The request: Leave out the pictures and copy every record exactly.

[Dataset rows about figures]
━━━━

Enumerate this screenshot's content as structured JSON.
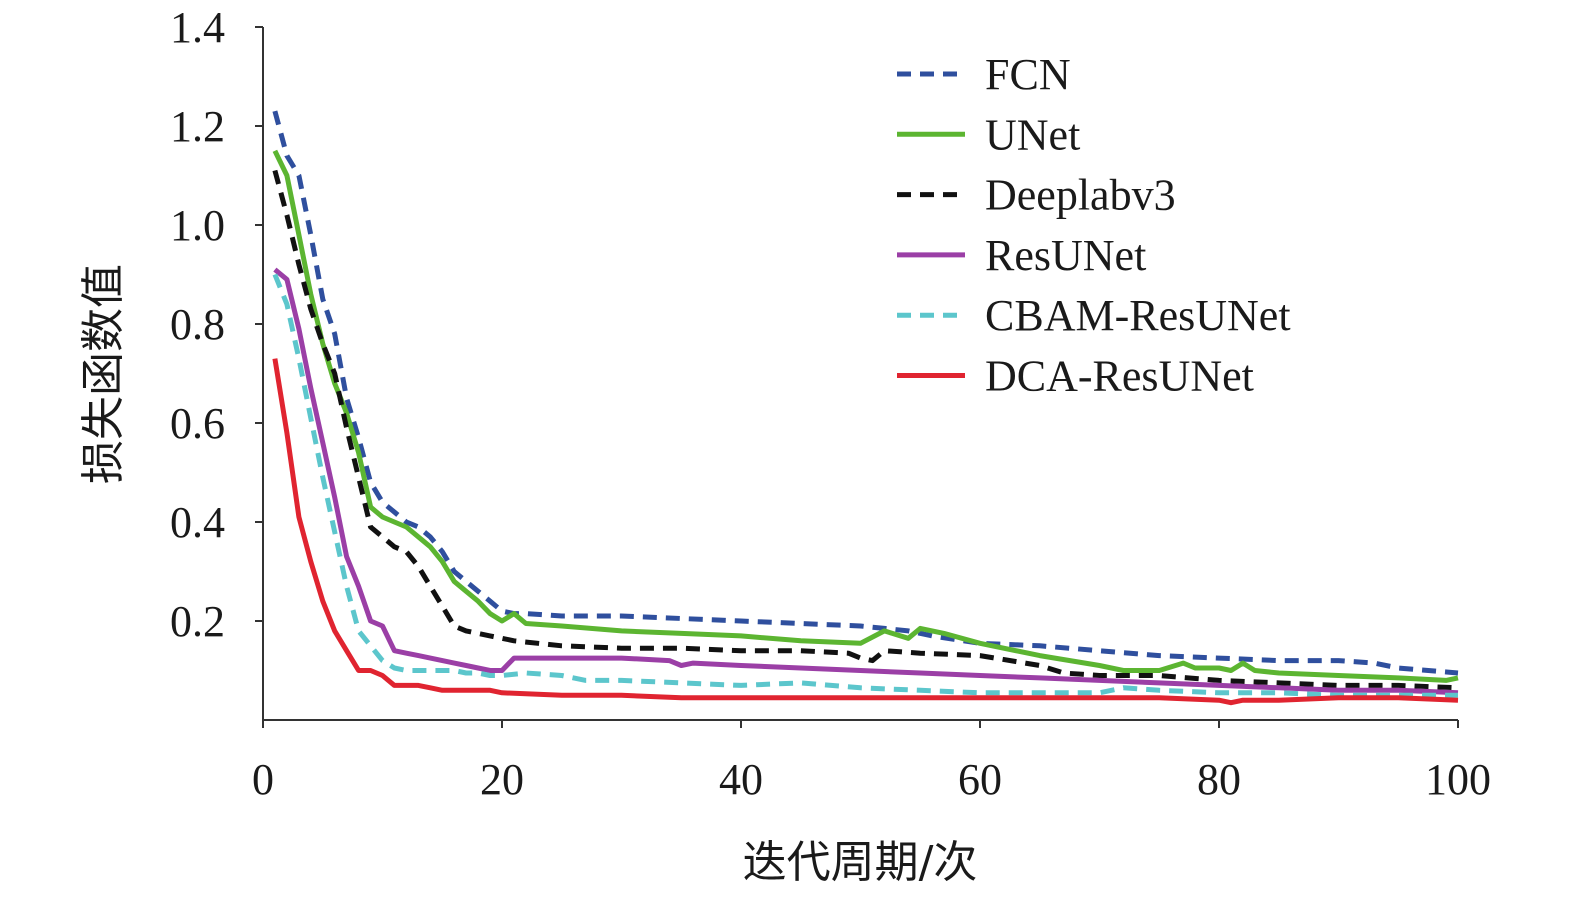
{
  "chart_data": {
    "type": "line",
    "title": "",
    "xlabel": "迭代周期/次",
    "ylabel": "损失函数值",
    "xlim": [
      0,
      100
    ],
    "ylim": [
      0,
      1.4
    ],
    "x_ticks": [
      "0",
      "20",
      "40",
      "60",
      "80",
      "100"
    ],
    "y_ticks": [
      "0.2",
      "0.4",
      "0.6",
      "0.8",
      "1.0",
      "1.2",
      "1.4"
    ],
    "grid": false,
    "legend_position": "top-right",
    "series": [
      {
        "name": "FCN",
        "color": "#2f4f9e",
        "dash": "dashed",
        "x": [
          1,
          2,
          3,
          4,
          5,
          6,
          7,
          8,
          9,
          10,
          11,
          12,
          13,
          14,
          15,
          16,
          17,
          18,
          19,
          20,
          21,
          22,
          25,
          30,
          35,
          40,
          45,
          50,
          52,
          54,
          56,
          60,
          65,
          70,
          75,
          80,
          85,
          90,
          93,
          95,
          100
        ],
        "y": [
          1.23,
          1.14,
          1.1,
          0.98,
          0.85,
          0.78,
          0.65,
          0.57,
          0.48,
          0.44,
          0.42,
          0.4,
          0.39,
          0.37,
          0.34,
          0.3,
          0.28,
          0.26,
          0.24,
          0.22,
          0.215,
          0.215,
          0.21,
          0.21,
          0.205,
          0.2,
          0.195,
          0.19,
          0.185,
          0.18,
          0.17,
          0.155,
          0.15,
          0.14,
          0.13,
          0.125,
          0.12,
          0.12,
          0.115,
          0.105,
          0.095
        ]
      },
      {
        "name": "UNet",
        "color": "#5cb531",
        "dash": "solid",
        "x": [
          1,
          2,
          3,
          4,
          5,
          6,
          7,
          8,
          9,
          10,
          11,
          12,
          13,
          14,
          15,
          16,
          17,
          18,
          19,
          20,
          21,
          22,
          25,
          30,
          35,
          40,
          45,
          50,
          52,
          54,
          55,
          57,
          60,
          65,
          70,
          72,
          75,
          77,
          78,
          80,
          81,
          82,
          83,
          85,
          90,
          95,
          99,
          100
        ],
        "y": [
          1.15,
          1.1,
          0.98,
          0.86,
          0.76,
          0.68,
          0.62,
          0.54,
          0.43,
          0.41,
          0.4,
          0.39,
          0.37,
          0.35,
          0.32,
          0.28,
          0.26,
          0.24,
          0.215,
          0.2,
          0.215,
          0.195,
          0.19,
          0.18,
          0.175,
          0.17,
          0.16,
          0.155,
          0.18,
          0.165,
          0.185,
          0.175,
          0.155,
          0.13,
          0.11,
          0.1,
          0.1,
          0.115,
          0.105,
          0.105,
          0.1,
          0.115,
          0.1,
          0.095,
          0.09,
          0.085,
          0.08,
          0.085
        ]
      },
      {
        "name": "Deeplabv3",
        "color": "#111111",
        "dash": "dashed",
        "x": [
          1,
          2,
          3,
          4,
          5,
          6,
          7,
          8,
          9,
          10,
          11,
          12,
          13,
          14,
          15,
          16,
          17,
          18,
          19,
          20,
          21,
          25,
          30,
          35,
          40,
          45,
          49,
          50,
          51,
          52,
          55,
          60,
          65,
          67,
          70,
          75,
          80,
          85,
          90,
          95,
          100
        ],
        "y": [
          1.11,
          1.02,
          0.92,
          0.83,
          0.76,
          0.7,
          0.59,
          0.49,
          0.39,
          0.37,
          0.35,
          0.34,
          0.31,
          0.27,
          0.23,
          0.19,
          0.18,
          0.175,
          0.17,
          0.165,
          0.16,
          0.15,
          0.145,
          0.145,
          0.14,
          0.14,
          0.135,
          0.125,
          0.12,
          0.14,
          0.135,
          0.13,
          0.11,
          0.095,
          0.09,
          0.09,
          0.08,
          0.075,
          0.07,
          0.07,
          0.065
        ]
      },
      {
        "name": "ResUNet",
        "color": "#9b3fa6",
        "dash": "solid",
        "x": [
          1,
          2,
          3,
          4,
          5,
          6,
          7,
          8,
          9,
          10,
          11,
          12,
          13,
          14,
          15,
          16,
          17,
          18,
          19,
          20,
          21,
          25,
          30,
          34,
          35,
          36,
          40,
          45,
          50,
          55,
          60,
          65,
          70,
          75,
          80,
          85,
          90,
          95,
          100
        ],
        "y": [
          0.91,
          0.89,
          0.79,
          0.67,
          0.56,
          0.45,
          0.33,
          0.27,
          0.2,
          0.19,
          0.14,
          0.135,
          0.13,
          0.125,
          0.12,
          0.115,
          0.11,
          0.105,
          0.1,
          0.1,
          0.125,
          0.125,
          0.125,
          0.12,
          0.11,
          0.115,
          0.11,
          0.105,
          0.1,
          0.095,
          0.09,
          0.085,
          0.08,
          0.075,
          0.07,
          0.065,
          0.06,
          0.06,
          0.055
        ]
      },
      {
        "name": "CBAM-ResUNet",
        "color": "#5cc6cc",
        "dash": "dashed",
        "x": [
          1,
          2,
          3,
          4,
          5,
          6,
          7,
          8,
          9,
          10,
          11,
          12,
          13,
          14,
          15,
          16,
          17,
          18,
          19,
          20,
          22,
          25,
          27,
          30,
          35,
          40,
          45,
          50,
          55,
          60,
          65,
          70,
          72,
          75,
          80,
          85,
          90,
          95,
          100
        ],
        "y": [
          0.9,
          0.84,
          0.73,
          0.61,
          0.49,
          0.38,
          0.27,
          0.18,
          0.15,
          0.12,
          0.105,
          0.1,
          0.1,
          0.1,
          0.1,
          0.1,
          0.095,
          0.095,
          0.09,
          0.09,
          0.095,
          0.09,
          0.08,
          0.08,
          0.075,
          0.07,
          0.075,
          0.065,
          0.06,
          0.055,
          0.055,
          0.055,
          0.065,
          0.06,
          0.055,
          0.055,
          0.05,
          0.05,
          0.05
        ]
      },
      {
        "name": "DCA-ResUNet",
        "color": "#e02430",
        "dash": "solid",
        "x": [
          1,
          2,
          3,
          4,
          5,
          6,
          7,
          8,
          9,
          10,
          11,
          12,
          13,
          14,
          15,
          16,
          17,
          18,
          19,
          20,
          25,
          30,
          35,
          40,
          45,
          50,
          55,
          60,
          65,
          70,
          75,
          80,
          81,
          82,
          85,
          90,
          95,
          100
        ],
        "y": [
          0.73,
          0.58,
          0.41,
          0.32,
          0.24,
          0.18,
          0.14,
          0.1,
          0.1,
          0.09,
          0.07,
          0.07,
          0.07,
          0.065,
          0.06,
          0.06,
          0.06,
          0.06,
          0.06,
          0.055,
          0.05,
          0.05,
          0.045,
          0.045,
          0.045,
          0.045,
          0.045,
          0.045,
          0.045,
          0.045,
          0.045,
          0.04,
          0.035,
          0.04,
          0.04,
          0.045,
          0.045,
          0.04
        ]
      }
    ]
  }
}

━━━━

Output:
Enumerate this screenshot's content as structured JSON.
{
  "chart_data": {
    "type": "line",
    "title": "",
    "xlabel": "迭代周期/次",
    "ylabel": "损失函数值",
    "xlim": [
      0,
      100
    ],
    "ylim": [
      0,
      1.4
    ],
    "x_ticks": [
      "0",
      "20",
      "40",
      "60",
      "80",
      "100"
    ],
    "y_ticks": [
      "0.2",
      "0.4",
      "0.6",
      "0.8",
      "1.0",
      "1.2",
      "1.4"
    ],
    "grid": false,
    "legend_position": "top-right",
    "series": [
      {
        "name": "FCN",
        "color": "#2f4f9e",
        "dash": "dashed",
        "x": [
          1,
          2,
          3,
          4,
          5,
          6,
          7,
          8,
          9,
          10,
          11,
          12,
          13,
          14,
          15,
          16,
          17,
          18,
          19,
          20,
          21,
          22,
          25,
          30,
          35,
          40,
          45,
          50,
          52,
          54,
          56,
          60,
          65,
          70,
          75,
          80,
          85,
          90,
          93,
          95,
          100
        ],
        "y": [
          1.23,
          1.14,
          1.1,
          0.98,
          0.85,
          0.78,
          0.65,
          0.57,
          0.48,
          0.44,
          0.42,
          0.4,
          0.39,
          0.37,
          0.34,
          0.3,
          0.28,
          0.26,
          0.24,
          0.22,
          0.215,
          0.215,
          0.21,
          0.21,
          0.205,
          0.2,
          0.195,
          0.19,
          0.185,
          0.18,
          0.17,
          0.155,
          0.15,
          0.14,
          0.13,
          0.125,
          0.12,
          0.12,
          0.115,
          0.105,
          0.095
        ]
      },
      {
        "name": "UNet",
        "color": "#5cb531",
        "dash": "solid",
        "x": [
          1,
          2,
          3,
          4,
          5,
          6,
          7,
          8,
          9,
          10,
          11,
          12,
          13,
          14,
          15,
          16,
          17,
          18,
          19,
          20,
          21,
          22,
          25,
          30,
          35,
          40,
          45,
          50,
          52,
          54,
          55,
          57,
          60,
          65,
          70,
          72,
          75,
          77,
          78,
          80,
          81,
          82,
          83,
          85,
          90,
          95,
          99,
          100
        ],
        "y": [
          1.15,
          1.1,
          0.98,
          0.86,
          0.76,
          0.68,
          0.62,
          0.54,
          0.43,
          0.41,
          0.4,
          0.39,
          0.37,
          0.35,
          0.32,
          0.28,
          0.26,
          0.24,
          0.215,
          0.2,
          0.215,
          0.195,
          0.19,
          0.18,
          0.175,
          0.17,
          0.16,
          0.155,
          0.18,
          0.165,
          0.185,
          0.175,
          0.155,
          0.13,
          0.11,
          0.1,
          0.1,
          0.115,
          0.105,
          0.105,
          0.1,
          0.115,
          0.1,
          0.095,
          0.09,
          0.085,
          0.08,
          0.085
        ]
      },
      {
        "name": "Deeplabv3",
        "color": "#111111",
        "dash": "dashed",
        "x": [
          1,
          2,
          3,
          4,
          5,
          6,
          7,
          8,
          9,
          10,
          11,
          12,
          13,
          14,
          15,
          16,
          17,
          18,
          19,
          20,
          21,
          25,
          30,
          35,
          40,
          45,
          49,
          50,
          51,
          52,
          55,
          60,
          65,
          67,
          70,
          75,
          80,
          85,
          90,
          95,
          100
        ],
        "y": [
          1.11,
          1.02,
          0.92,
          0.83,
          0.76,
          0.7,
          0.59,
          0.49,
          0.39,
          0.37,
          0.35,
          0.34,
          0.31,
          0.27,
          0.23,
          0.19,
          0.18,
          0.175,
          0.17,
          0.165,
          0.16,
          0.15,
          0.145,
          0.145,
          0.14,
          0.14,
          0.135,
          0.125,
          0.12,
          0.14,
          0.135,
          0.13,
          0.11,
          0.095,
          0.09,
          0.09,
          0.08,
          0.075,
          0.07,
          0.07,
          0.065
        ]
      },
      {
        "name": "ResUNet",
        "color": "#9b3fa6",
        "dash": "solid",
        "x": [
          1,
          2,
          3,
          4,
          5,
          6,
          7,
          8,
          9,
          10,
          11,
          12,
          13,
          14,
          15,
          16,
          17,
          18,
          19,
          20,
          21,
          25,
          30,
          34,
          35,
          36,
          40,
          45,
          50,
          55,
          60,
          65,
          70,
          75,
          80,
          85,
          90,
          95,
          100
        ],
        "y": [
          0.91,
          0.89,
          0.79,
          0.67,
          0.56,
          0.45,
          0.33,
          0.27,
          0.2,
          0.19,
          0.14,
          0.135,
          0.13,
          0.125,
          0.12,
          0.115,
          0.11,
          0.105,
          0.1,
          0.1,
          0.125,
          0.125,
          0.125,
          0.12,
          0.11,
          0.115,
          0.11,
          0.105,
          0.1,
          0.095,
          0.09,
          0.085,
          0.08,
          0.075,
          0.07,
          0.065,
          0.06,
          0.06,
          0.055
        ]
      },
      {
        "name": "CBAM-ResUNet",
        "color": "#5cc6cc",
        "dash": "dashed",
        "x": [
          1,
          2,
          3,
          4,
          5,
          6,
          7,
          8,
          9,
          10,
          11,
          12,
          13,
          14,
          15,
          16,
          17,
          18,
          19,
          20,
          22,
          25,
          27,
          30,
          35,
          40,
          45,
          50,
          55,
          60,
          65,
          70,
          72,
          75,
          80,
          85,
          90,
          95,
          100
        ],
        "y": [
          0.9,
          0.84,
          0.73,
          0.61,
          0.49,
          0.38,
          0.27,
          0.18,
          0.15,
          0.12,
          0.105,
          0.1,
          0.1,
          0.1,
          0.1,
          0.1,
          0.095,
          0.095,
          0.09,
          0.09,
          0.095,
          0.09,
          0.08,
          0.08,
          0.075,
          0.07,
          0.075,
          0.065,
          0.06,
          0.055,
          0.055,
          0.055,
          0.065,
          0.06,
          0.055,
          0.055,
          0.05,
          0.05,
          0.05
        ]
      },
      {
        "name": "DCA-ResUNet",
        "color": "#e02430",
        "dash": "solid",
        "x": [
          1,
          2,
          3,
          4,
          5,
          6,
          7,
          8,
          9,
          10,
          11,
          12,
          13,
          14,
          15,
          16,
          17,
          18,
          19,
          20,
          25,
          30,
          35,
          40,
          45,
          50,
          55,
          60,
          65,
          70,
          75,
          80,
          81,
          82,
          85,
          90,
          95,
          100
        ],
        "y": [
          0.73,
          0.58,
          0.41,
          0.32,
          0.24,
          0.18,
          0.14,
          0.1,
          0.1,
          0.09,
          0.07,
          0.07,
          0.07,
          0.065,
          0.06,
          0.06,
          0.06,
          0.06,
          0.06,
          0.055,
          0.05,
          0.05,
          0.045,
          0.045,
          0.045,
          0.045,
          0.045,
          0.045,
          0.045,
          0.045,
          0.045,
          0.04,
          0.035,
          0.04,
          0.04,
          0.045,
          0.045,
          0.04
        ]
      }
    ]
  }
}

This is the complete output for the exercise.